# DATASET CONTENT:

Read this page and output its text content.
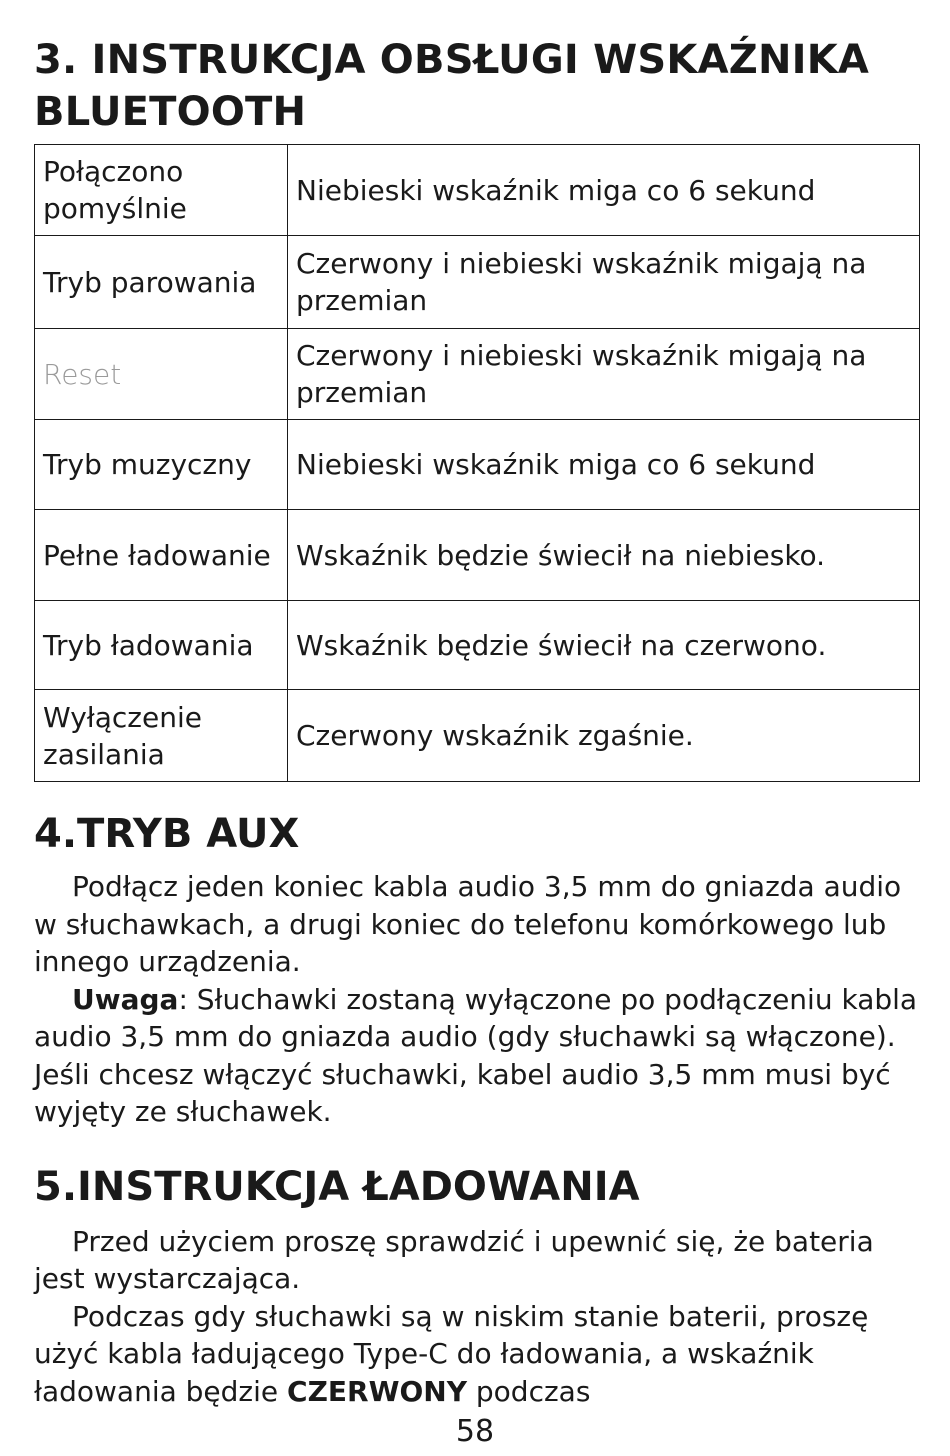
3. INSTRUKCJA OBSŁUGI WSKAŹNIKA
BLUETOOTH
Połączono pomyślnie	Niebieski wskaźnik miga co 6 sekund
Tryb parowania	Czerwony i niebieski wskaźnik migają na przemian
Reset	Czerwony i niebieski wskaźnik migają na przemian
Tryb muzyczny	Niebieski wskaźnik miga co 6 sekund
Pełne ładowanie	Wskaźnik będzie świecił na niebiesko.
Tryb ładowania	Wskaźnik będzie świecił na czerwono.
Wyłączenie zasilania	Czerwony wskaźnik zgaśnie.
4.TRYB AUX

Podłącz jeden koniec kabla audio 3,5 mm do gniazda audio w słuchawkach, a drugi koniec do telefonu komórkowego lub innego urządzenia.

Uwaga: Słuchawki zostaną wyłączone po podłączeniu kabla audio 3,5 mm do gniazda audio (gdy słuchawki są włączone). Jeśli chcesz włączyć słuchawki, kabel audio 3,5 mm musi być wyjęty ze słuchawek.

5.INSTRUKCJA ŁADOWANIA

Przed użyciem proszę sprawdzić i upewnić się, że bateria jest wystarczająca.

Podczas gdy słuchawki są w niskim stanie baterii, proszę użyć kabla ładującego Type-C do ładowania, a wskaźnik ładowania będzie CZERWONY podczas

58
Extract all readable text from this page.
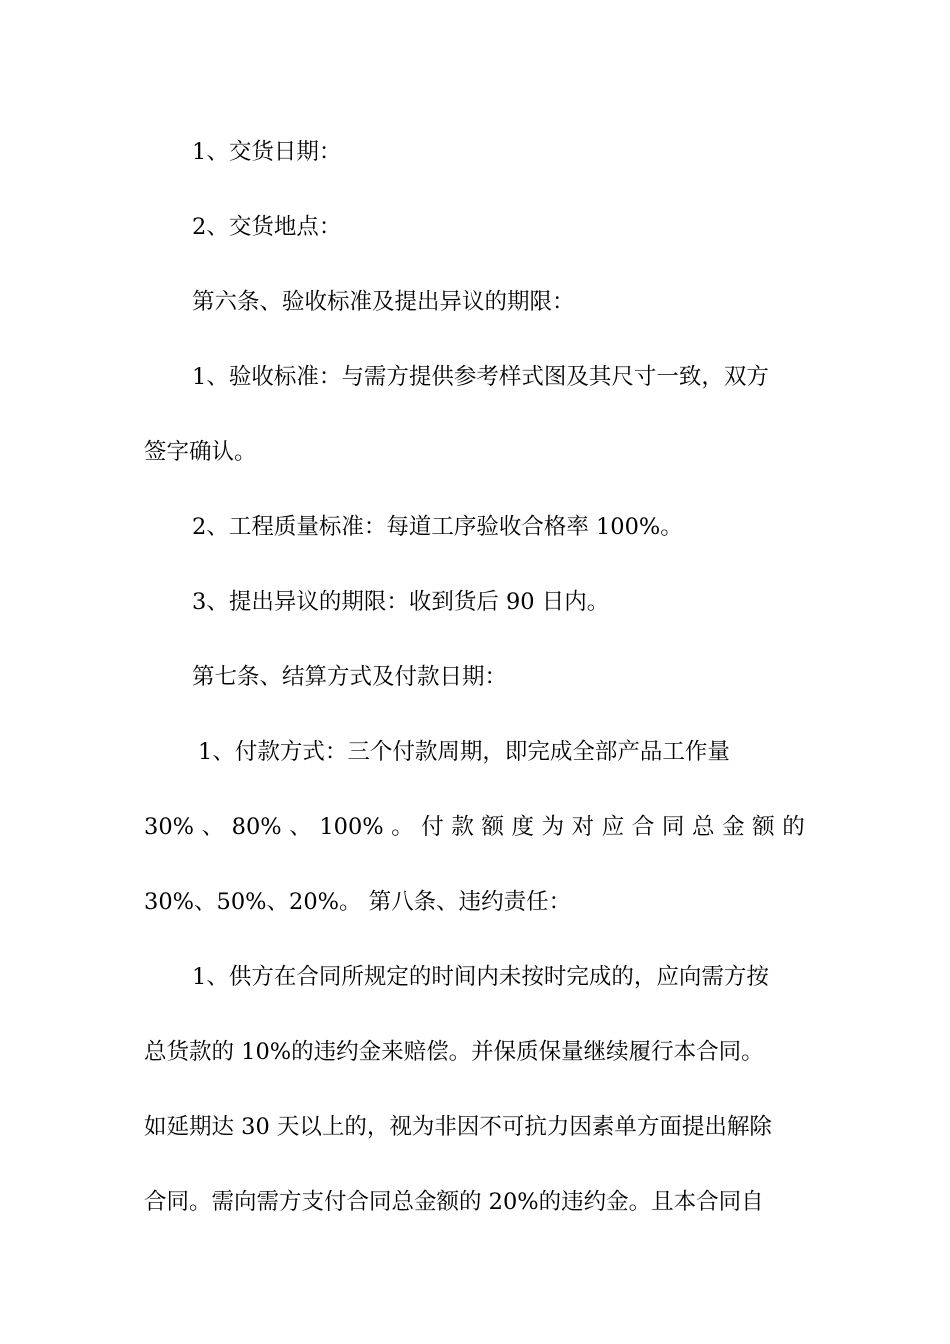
1、交货日期：
2、交货地点：
第六条、验收标准及提出异议的期限：
1、验收标准：与需方提供参考样式图及其尺寸一致，双方
签字确认。
2、工程质量标准：每道工序验收合格率 100%。
3、提出异议的期限：收到货后 90 日内。
第七条、结算方式及付款日期：
1、付款方式：三个付款周期，即完成全部产品工作量
30% 、 80% 、 100% 。 付 款 额 度 为 对 应 合 同 总 金 额 的
30%、50%、20%。 第八条、违约责任：
1、供方在合同所规定的时间内未按时完成的，应向需方按
总货款的 10%的违约金来赔偿。并保质保量继续履行本合同。
如延期达 30 天以上的，视为非因不可抗力因素单方面提出解除
合同。需向需方支付合同总金额的 20%的违约金。且本合同自
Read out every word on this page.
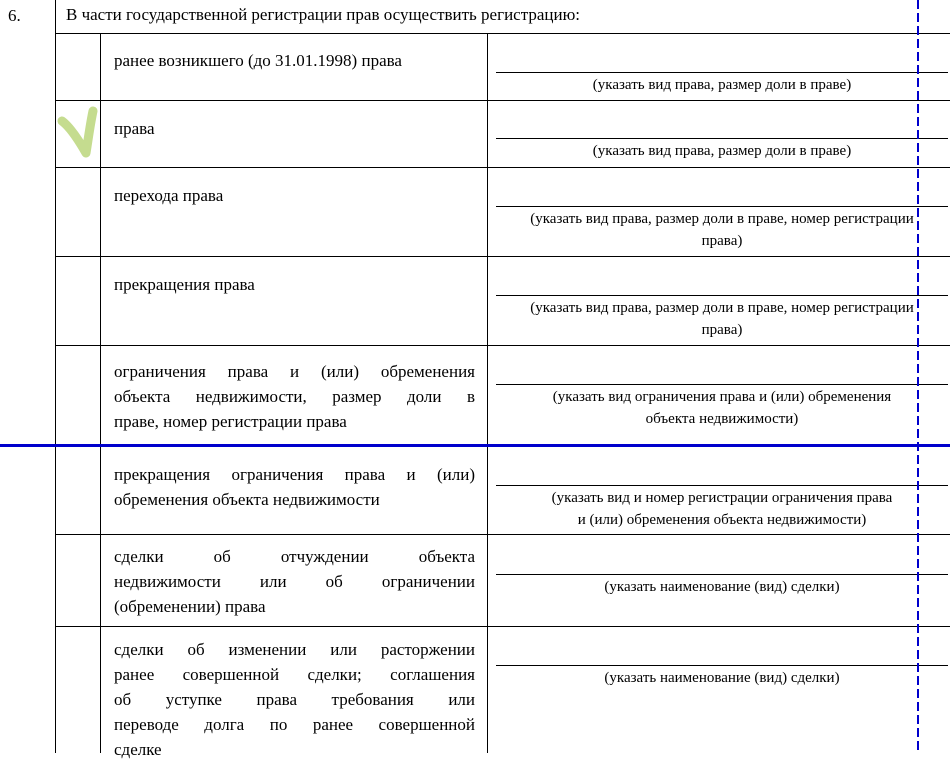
6.	В части государственной регистрации прав осуществить регистрацию:
ранее возникшего (до 31.01.1998) права
(указать вид права, размер доли в праве)
права
(указать вид права, размер доли в праве)
перехода права
(указать вид права, размер доли в праве, номер регистрации
права)
прекращения права
(указать вид права, размер доли в праве, номер регистрации
права)
ограничения права и (или) обременения
объекта недвижимости, размер доли в
праве, номер регистрации права
(указать вид ограничения права и (или) обременения
объекта недвижимости)
прекращения ограничения права и (или)
обременения объекта недвижимости	(указать вид и номер регистрации ограничения права
и (или) обременения объекта недвижимости)
сделки об отчуждении объекта
недвижимости или об ограничении
(обременении) права
(указать наименование (вид) сделки)
сделки об изменении или расторжении
ранее совершенной сделки; соглашения
об уступке права требования или
переводе долга по ранее совершенной
сделке
(указать наименование (вид) сделки)
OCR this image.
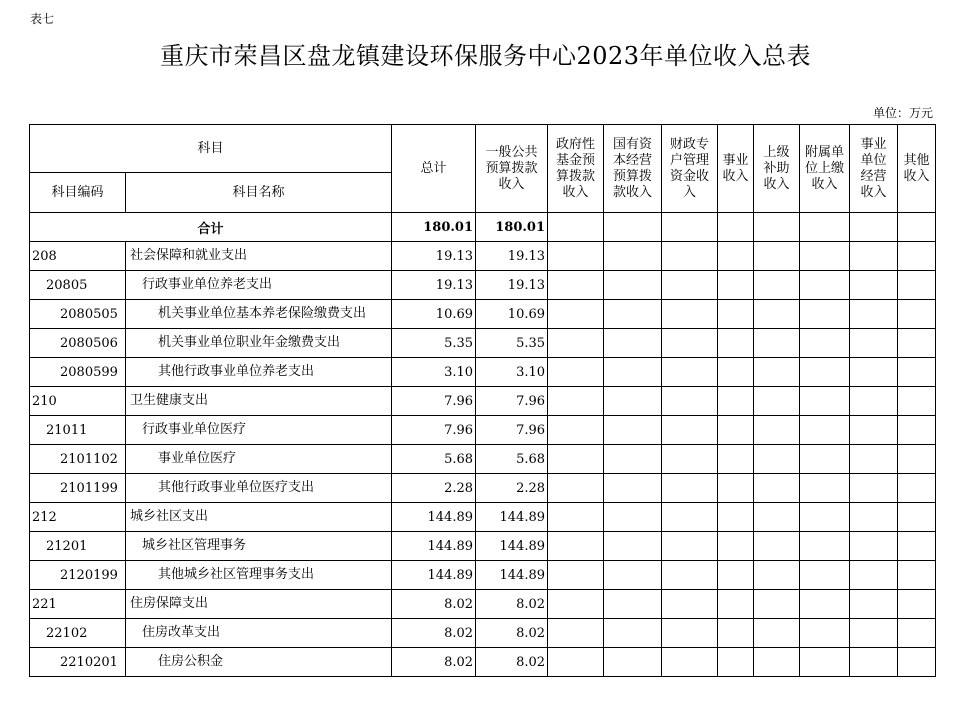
表七
重庆市荣昌区盘龙镇建设环保服务中心2023年单位收入总表
单位：万元
科目		总计	一般公共预算拨款收入	政府性基金预算拨款收入	国有资本经营预算拨款收入	财政专户管理资金收入	事业收入	上级补助收入	附属单位上缴收入	事业单位经营收入	其他收入
科目编码	科目名称										
合计		180.01	180.01								
208	社会保障和就业支出	19.13	19.13								
20805	行政事业单位养老支出	19.13	19.13								
2080505	机关事业单位基本养老保险缴费支出	10.69	10.69								
2080506	机关事业单位职业年金缴费支出	5.35	5.35								
2080599	其他行政事业单位养老支出	3.10	3.10								
210	卫生健康支出	7.96	7.96								
21011	行政事业单位医疗	7.96	7.96								
2101102	事业单位医疗	5.68	5.68								
2101199	其他行政事业单位医疗支出	2.28	2.28								
212	城乡社区支出	144.89	144.89								
21201	城乡社区管理事务	144.89	144.89								
2120199	其他城乡社区管理事务支出	144.89	144.89								
221	住房保障支出	8.02	8.02								
22102	住房改革支出	8.02	8.02								
2210201	住房公积金	8.02	8.02								
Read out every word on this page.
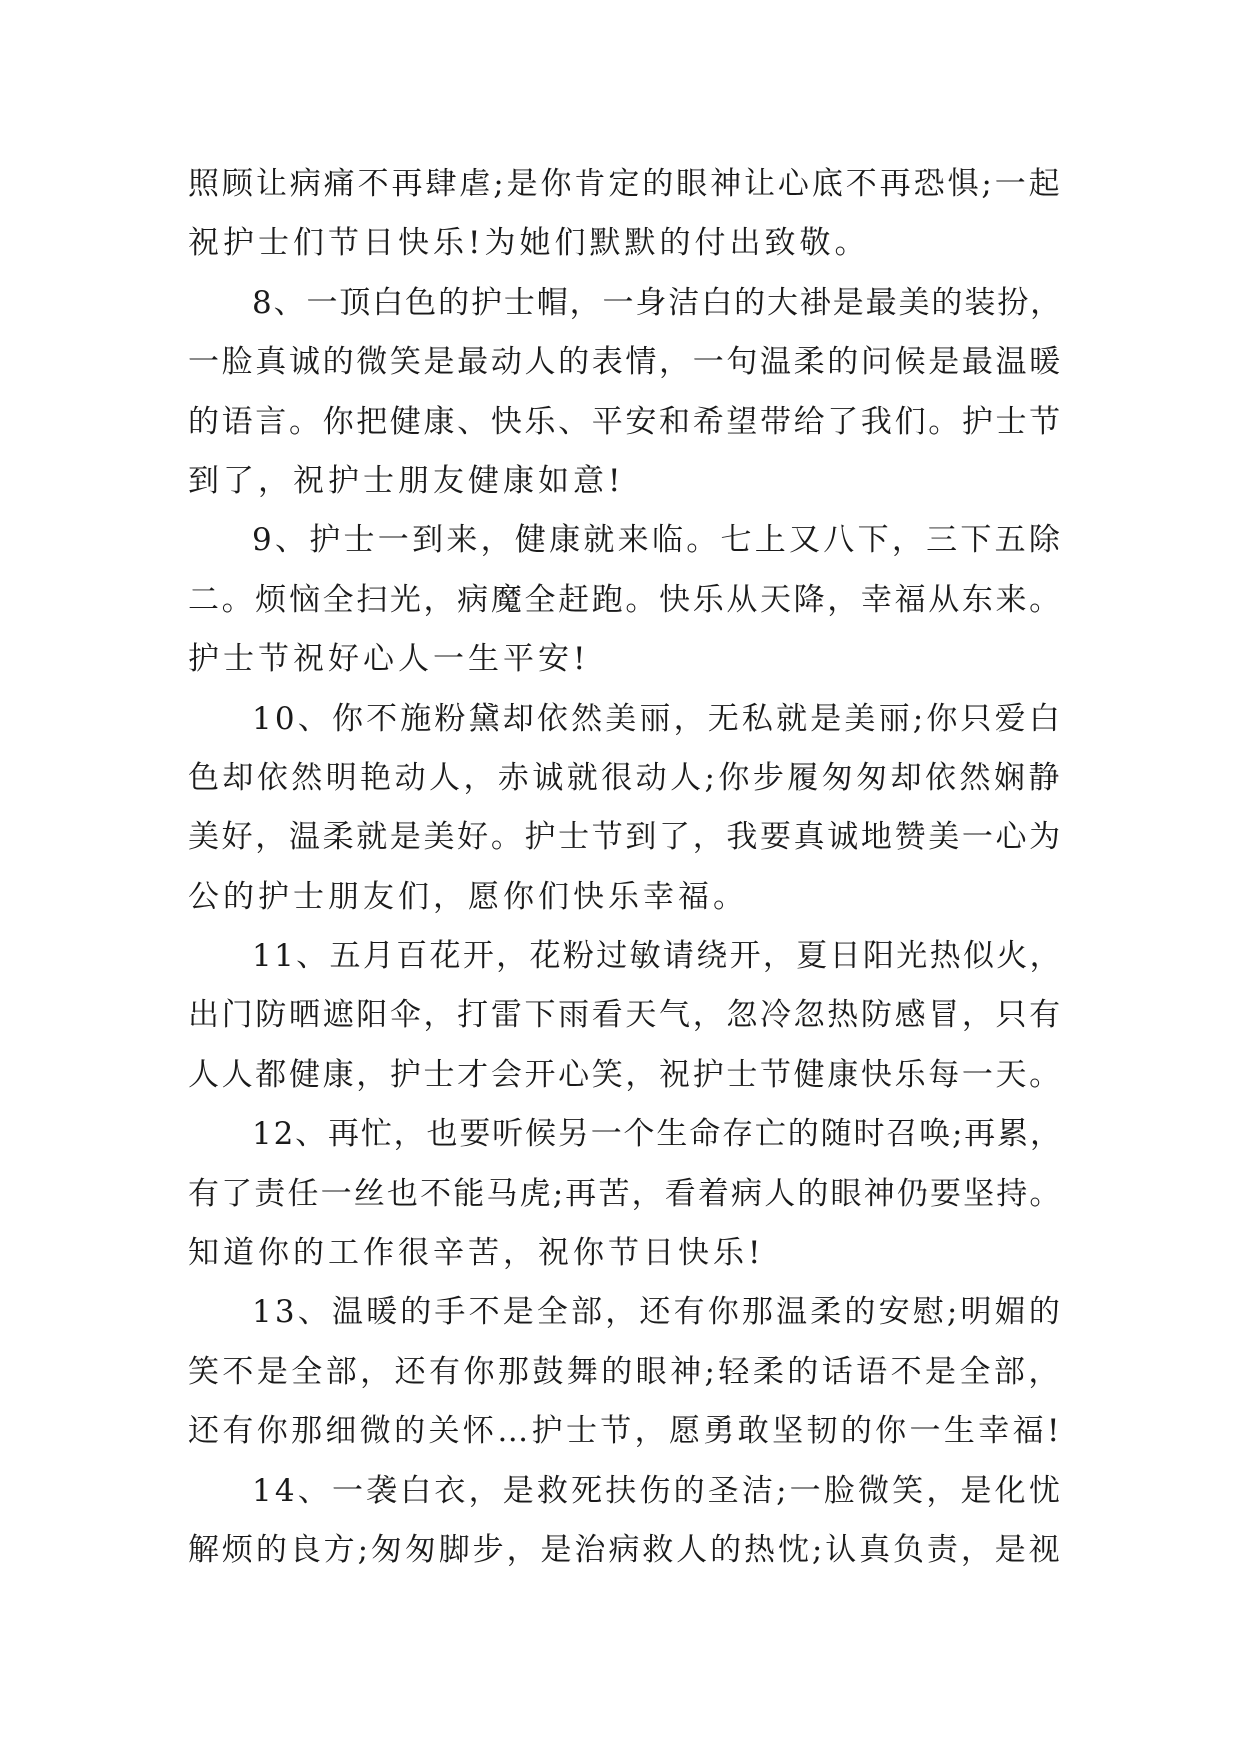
照顾让病痛不再肆虐;是你肯定的眼神让心底不再恐惧;一起
祝护士们节日快乐!为她们默默的付出致敬。
8、一顶白色的护士帽，一身洁白的大褂是最美的装扮，
一脸真诚的微笑是最动人的表情，一句温柔的问候是最温暖
的语言。你把健康、快乐、平安和希望带给了我们。护士节
到了，祝护士朋友健康如意!
9、护士一到来，健康就来临。七上又八下，三下五除
二。烦恼全扫光，病魔全赶跑。快乐从天降，幸福从东来。
护士节祝好心人一生平安!
10、你不施粉黛却依然美丽，无私就是美丽;你只爱白
色却依然明艳动人，赤诚就很动人;你步履匆匆却依然娴静
美好，温柔就是美好。护士节到了，我要真诚地赞美一心为
公的护士朋友们，愿你们快乐幸福。
11、五月百花开，花粉过敏请绕开，夏日阳光热似火，
出门防晒遮阳伞，打雷下雨看天气，忽冷忽热防感冒，只有
人人都健康，护士才会开心笑，祝护士节健康快乐每一天。
12、再忙，也要听候另一个生命存亡的随时召唤;再累，
有了责任一丝也不能马虎;再苦，看着病人的眼神仍要坚持。
知道你的工作很辛苦，祝你节日快乐!
13、温暖的手不是全部，还有你那温柔的安慰;明媚的
笑不是全部，还有你那鼓舞的眼神;轻柔的话语不是全部，
还有你那细微的关怀…护士节，愿勇敢坚韧的你一生幸福!
14、一袭白衣，是救死扶伤的圣洁;一脸微笑，是化忧
解烦的良方;匆匆脚步，是治病救人的热忱;认真负责，是视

# JOB:
Using the material above, return every line exactly as it appears, minus the pictures.

# RESULT:
Read this page and output its text content.
3. INSTRUKCJA OBSŁUGI WSKAŹNIKA
BLUETOOTH
Połączono pomyślnie	Niebieski wskaźnik miga co 6 sekund
Tryb parowania	Czerwony i niebieski wskaźnik migają na przemian
Reset	Czerwony i niebieski wskaźnik migają na przemian
Tryb muzyczny	Niebieski wskaźnik miga co 6 sekund
Pełne ładowanie	Wskaźnik będzie świecił na niebiesko.
Tryb ładowania	Wskaźnik będzie świecił na czerwono.
Wyłączenie zasilania	Czerwony wskaźnik zgaśnie.
4.TRYB AUX

Podłącz jeden koniec kabla audio 3,5 mm do gniazda audio w słuchawkach, a drugi koniec do telefonu komórkowego lub innego urządzenia.

Uwaga: Słuchawki zostaną wyłączone po podłączeniu kabla audio 3,5 mm do gniazda audio (gdy słuchawki są włączone). Jeśli chcesz włączyć słuchawki, kabel audio 3,5 mm musi być wyjęty ze słuchawek.

5.INSTRUKCJA ŁADOWANIA

Przed użyciem proszę sprawdzić i upewnić się, że bateria jest wystarczająca.

Podczas gdy słuchawki są w niskim stanie baterii, proszę użyć kabla ładującego Type-C do ładowania, a wskaźnik ładowania będzie CZERWONY podczas

58
Extract all readable text from this page.
1、交货日期：
2、交货地点：
第六条、验收标准及提出异议的期限：
1、验收标准：与需方提供参考样式图及其尺寸一致，双方
签字确认。
2、工程质量标准：每道工序验收合格率 100%。
3、提出异议的期限：收到货后 90 日内。
第七条、结算方式及付款日期：
1、付款方式：三个付款周期，即完成全部产品工作量
30% 、 80% 、 100% 。 付 款 额 度 为 对 应 合 同 总 金 额 的
30%、50%、20%。 第八条、违约责任：
1、供方在合同所规定的时间内未按时完成的，应向需方按
总货款的 10%的违约金来赔偿。并保质保量继续履行本合同。
如延期达 30 天以上的，视为非因不可抗力因素单方面提出解除
合同。需向需方支付合同总金额的 20%的违约金。且本合同自
Read out every word on this page.
6.	В части государственной регистрации прав осуществить регистрацию:
ранее возникшего (до 31.01.1998) права
(указать вид права, размер доли в праве)
права
(указать вид права, размер доли в праве)
перехода права
(указать вид права, размер доли в праве, номер регистрации
права)
прекращения права
(указать вид права, размер доли в праве, номер регистрации
права)
ограничения права и (или) обременения
объекта недвижимости, размер доли в
праве, номер регистрации права
(указать вид ограничения права и (или) обременения
объекта недвижимости)
прекращения ограничения права и (или)
обременения объекта недвижимости	(указать вид и номер регистрации ограничения права
и (или) обременения объекта недвижимости)
сделки об отчуждении объекта
недвижимости или об ограничении
(обременении) права
(указать наименование (вид) сделки)
сделки об изменении или расторжении
ранее совершенной сделки; соглашения
об уступке права требования или
переводе долга по ранее совершенной
сделке
(указать наименование (вид) сделки)
OCR this image.
表七
重庆市荣昌区盘龙镇建设环保服务中心2023年单位收入总表
单位：万元
科目		总计	一般公共预算拨款收入	政府性基金预算拨款收入	国有资本经营预算拨款收入	财政专户管理资金收入	事业收入	上级补助收入	附属单位上缴收入	事业单位经营收入	其他收入
科目编码	科目名称										
合计		180.01	180.01								
208	社会保障和就业支出	19.13	19.13								
20805	行政事业单位养老支出	19.13	19.13								
2080505	机关事业单位基本养老保险缴费支出	10.69	10.69								
2080506	机关事业单位职业年金缴费支出	5.35	5.35								
2080599	其他行政事业单位养老支出	3.10	3.10								
210	卫生健康支出	7.96	7.96								
21011	行政事业单位医疗	7.96	7.96								
2101102	事业单位医疗	5.68	5.68								
2101199	其他行政事业单位医疗支出	2.28	2.28								
212	城乡社区支出	144.89	144.89								
21201	城乡社区管理事务	144.89	144.89								
2120199	其他城乡社区管理事务支出	144.89	144.89								
221	住房保障支出	8.02	8.02								
22102	住房改革支出	8.02	8.02								
2210201	住房公积金	8.02	8.02								
Read out every word on this page.
照顾让病痛不再肆虐;是你肯定的眼神让心底不再恐惧;一起
祝护士们节日快乐!为她们默默的付出致敬。
8、一顶白色的护士帽，一身洁白的大褂是最美的装扮，
一脸真诚的微笑是最动人的表情，一句温柔的问候是最温暖
的语言。你把健康、快乐、平安和希望带给了我们。护士节
到了，祝护士朋友健康如意!
9、护士一到来，健康就来临。七上又八下，三下五除
二。烦恼全扫光，病魔全赶跑。快乐从天降，幸福从东来。
护士节祝好心人一生平安!
10、你不施粉黛却依然美丽，无私就是美丽;你只爱白
色却依然明艳动人，赤诚就很动人;你步履匆匆却依然娴静
美好，温柔就是美好。护士节到了，我要真诚地赞美一心为
公的护士朋友们，愿你们快乐幸福。
11、五月百花开，花粉过敏请绕开，夏日阳光热似火，
出门防晒遮阳伞，打雷下雨看天气，忽冷忽热防感冒，只有
人人都健康，护士才会开心笑，祝护士节健康快乐每一天。
12、再忙，也要听候另一个生命存亡的随时召唤;再累，
有了责任一丝也不能马虎;再苦，看着病人的眼神仍要坚持。
知道你的工作很辛苦，祝你节日快乐!
13、温暖的手不是全部，还有你那温柔的安慰;明媚的
笑不是全部，还有你那鼓舞的眼神;轻柔的话语不是全部，
还有你那细微的关怀…护士节，愿勇敢坚韧的你一生幸福!
14、一袭白衣，是救死扶伤的圣洁;一脸微笑，是化忧
解烦的良方;匆匆脚步，是治病救人的热忱;认真负责，是视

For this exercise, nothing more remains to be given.